(Task prompt) Transcribe the records below exactly as they appear.
##### Data for the task
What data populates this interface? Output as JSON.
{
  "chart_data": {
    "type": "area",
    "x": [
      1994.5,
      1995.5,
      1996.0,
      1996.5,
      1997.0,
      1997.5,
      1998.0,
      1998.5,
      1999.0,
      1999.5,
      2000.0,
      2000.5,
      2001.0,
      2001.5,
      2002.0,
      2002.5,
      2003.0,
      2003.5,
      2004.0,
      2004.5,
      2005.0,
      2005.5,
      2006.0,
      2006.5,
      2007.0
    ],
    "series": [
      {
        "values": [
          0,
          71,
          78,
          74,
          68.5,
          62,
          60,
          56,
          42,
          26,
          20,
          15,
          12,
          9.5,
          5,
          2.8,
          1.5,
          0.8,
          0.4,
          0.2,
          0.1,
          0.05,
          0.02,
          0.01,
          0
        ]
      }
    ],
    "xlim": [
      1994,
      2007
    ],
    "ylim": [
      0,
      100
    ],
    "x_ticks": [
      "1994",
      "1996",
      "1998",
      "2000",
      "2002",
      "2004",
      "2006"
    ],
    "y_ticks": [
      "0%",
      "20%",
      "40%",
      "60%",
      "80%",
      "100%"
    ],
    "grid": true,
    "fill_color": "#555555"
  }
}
##########
(Task solution)
What data populates this interface? Output as JSON.
{
  "chart_data": {
    "type": "area",
    "x": [
      1994.5,
      1995.5,
      1996.0,
      1996.5,
      1997.0,
      1997.5,
      1998.0,
      1998.5,
      1999.0,
      1999.5,
      2000.0,
      2000.5,
      2001.0,
      2001.5,
      2002.0,
      2002.5,
      2003.0,
      2003.5,
      2004.0,
      2004.5,
      2005.0,
      2005.5,
      2006.0,
      2006.5,
      2007.0
    ],
    "series": [
      {
        "values": [
          0,
          71,
          78,
          74,
          68.5,
          62,
          60,
          56,
          42,
          26,
          20,
          15,
          12,
          9.5,
          5,
          2.8,
          1.5,
          0.8,
          0.4,
          0.2,
          0.1,
          0.05,
          0.02,
          0.01,
          0
        ]
      }
    ],
    "xlim": [
      1994,
      2007
    ],
    "ylim": [
      0,
      100
    ],
    "x_ticks": [
      "1994",
      "1996",
      "1998",
      "2000",
      "2002",
      "2004",
      "2006"
    ],
    "y_ticks": [
      "0%",
      "20%",
      "40%",
      "60%",
      "80%",
      "100%"
    ],
    "grid": true,
    "fill_color": "#555555"
  }
}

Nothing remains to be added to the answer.